[Collected data entries]
++++++++++++++++++++
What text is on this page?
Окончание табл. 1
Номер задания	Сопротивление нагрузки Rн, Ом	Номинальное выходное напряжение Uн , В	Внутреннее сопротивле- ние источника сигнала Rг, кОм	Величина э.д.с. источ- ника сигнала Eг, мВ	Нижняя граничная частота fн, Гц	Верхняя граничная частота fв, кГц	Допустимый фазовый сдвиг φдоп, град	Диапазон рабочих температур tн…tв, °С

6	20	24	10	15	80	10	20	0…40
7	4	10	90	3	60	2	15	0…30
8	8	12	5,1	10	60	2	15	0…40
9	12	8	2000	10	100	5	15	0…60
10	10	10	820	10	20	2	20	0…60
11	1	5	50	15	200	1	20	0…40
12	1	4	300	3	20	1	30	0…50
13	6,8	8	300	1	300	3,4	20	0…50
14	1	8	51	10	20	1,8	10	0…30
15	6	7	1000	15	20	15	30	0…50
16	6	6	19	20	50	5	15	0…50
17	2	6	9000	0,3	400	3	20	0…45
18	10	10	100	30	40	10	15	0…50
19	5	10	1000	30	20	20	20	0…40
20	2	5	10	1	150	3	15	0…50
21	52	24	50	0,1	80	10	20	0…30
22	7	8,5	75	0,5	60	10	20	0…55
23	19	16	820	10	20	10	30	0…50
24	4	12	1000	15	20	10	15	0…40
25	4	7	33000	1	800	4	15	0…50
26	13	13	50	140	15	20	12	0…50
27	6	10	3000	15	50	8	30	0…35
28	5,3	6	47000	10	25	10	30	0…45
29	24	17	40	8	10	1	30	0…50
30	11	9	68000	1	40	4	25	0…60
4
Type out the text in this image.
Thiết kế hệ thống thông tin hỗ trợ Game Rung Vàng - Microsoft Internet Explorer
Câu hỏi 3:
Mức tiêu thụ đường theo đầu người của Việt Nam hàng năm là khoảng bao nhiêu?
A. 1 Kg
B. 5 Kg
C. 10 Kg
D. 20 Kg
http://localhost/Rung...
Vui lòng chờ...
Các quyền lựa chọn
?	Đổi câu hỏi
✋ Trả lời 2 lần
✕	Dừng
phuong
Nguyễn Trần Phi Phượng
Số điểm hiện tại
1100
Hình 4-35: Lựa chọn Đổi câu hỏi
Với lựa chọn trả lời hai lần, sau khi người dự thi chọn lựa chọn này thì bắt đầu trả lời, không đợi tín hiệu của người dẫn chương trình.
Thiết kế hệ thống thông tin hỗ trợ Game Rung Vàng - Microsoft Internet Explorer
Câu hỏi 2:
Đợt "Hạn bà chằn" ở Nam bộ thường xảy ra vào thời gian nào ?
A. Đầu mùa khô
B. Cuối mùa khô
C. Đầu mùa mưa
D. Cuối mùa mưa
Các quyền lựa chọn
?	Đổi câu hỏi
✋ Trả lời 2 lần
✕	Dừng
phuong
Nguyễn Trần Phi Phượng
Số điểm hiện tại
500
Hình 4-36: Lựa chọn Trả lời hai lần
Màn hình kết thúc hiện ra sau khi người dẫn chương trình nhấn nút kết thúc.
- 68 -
++++++++++++++++++++
● **Problem description**
Please reproduce each record precisely as written.

● **Solution below**
What text is on this page?
Окончание табл. 1
Номер задания	Сопротивление нагрузки Rн, Ом	Номинальное выходное напряжение Uн , В	Внутреннее сопротивле- ние источника сигнала Rг, кОм	Величина э.д.с. источ- ника сигнала Eг, мВ	Нижняя граничная частота fн, Гц	Верхняя граничная частота fв, кГц	Допустимый фазовый сдвиг φдоп, град	Диапазон рабочих температур tн…tв, °С

6	20	24	10	15	80	10	20	0…40
7	4	10	90	3	60	2	15	0…30
8	8	12	5,1	10	60	2	15	0…40
9	12	8	2000	10	100	5	15	0…60
10	10	10	820	10	20	2	20	0…60
11	1	5	50	15	200	1	20	0…40
12	1	4	300	3	20	1	30	0…50
13	6,8	8	300	1	300	3,4	20	0…50
14	1	8	51	10	20	1,8	10	0…30
15	6	7	1000	15	20	15	30	0…50
16	6	6	19	20	50	5	15	0…50
17	2	6	9000	0,3	400	3	20	0…45
18	10	10	100	30	40	10	15	0…50
19	5	10	1000	30	20	20	20	0…40
20	2	5	10	1	150	3	15	0…50
21	52	24	50	0,1	80	10	20	0…30
22	7	8,5	75	0,5	60	10	20	0…55
23	19	16	820	10	20	10	30	0…50
24	4	12	1000	15	20	10	15	0…40
25	4	7	33000	1	800	4	15	0…50
26	13	13	50	140	15	20	12	0…50
27	6	10	3000	15	50	8	30	0…35
28	5,3	6	47000	10	25	10	30	0…45
29	24	17	40	8	10	1	30	0…50
30	11	9	68000	1	40	4	25	0…60
4
Type out the text in this image.
Thiết kế hệ thống thông tin hỗ trợ Game Rung Vàng - Microsoft Internet Explorer
Câu hỏi 3:
Mức tiêu thụ đường theo đầu người của Việt Nam hàng năm là khoảng bao nhiêu?
A. 1 Kg
B. 5 Kg
C. 10 Kg
D. 20 Kg
http://localhost/Rung...
Vui lòng chờ...
Các quyền lựa chọn
?	Đổi câu hỏi
✋ Trả lời 2 lần
✕	Dừng
phuong
Nguyễn Trần Phi Phượng
Số điểm hiện tại
1100
Hình 4-35: Lựa chọn Đổi câu hỏi
Với lựa chọn trả lời hai lần, sau khi người dự thi chọn lựa chọn này thì bắt đầu trả lời, không đợi tín hiệu của người dẫn chương trình.
Thiết kế hệ thống thông tin hỗ trợ Game Rung Vàng - Microsoft Internet Explorer
Câu hỏi 2:
Đợt "Hạn bà chằn" ở Nam bộ thường xảy ra vào thời gian nào ?
A. Đầu mùa khô
B. Cuối mùa khô
C. Đầu mùa mưa
D. Cuối mùa mưa
Các quyền lựa chọn
?	Đổi câu hỏi
✋ Trả lời 2 lần
✕	Dừng
phuong
Nguyễn Trần Phi Phượng
Số điểm hiện tại
500
Hình 4-36: Lựa chọn Trả lời hai lần
Màn hình kết thúc hiện ra sau khi người dẫn chương trình nhấn nút kết thúc.
- 68 -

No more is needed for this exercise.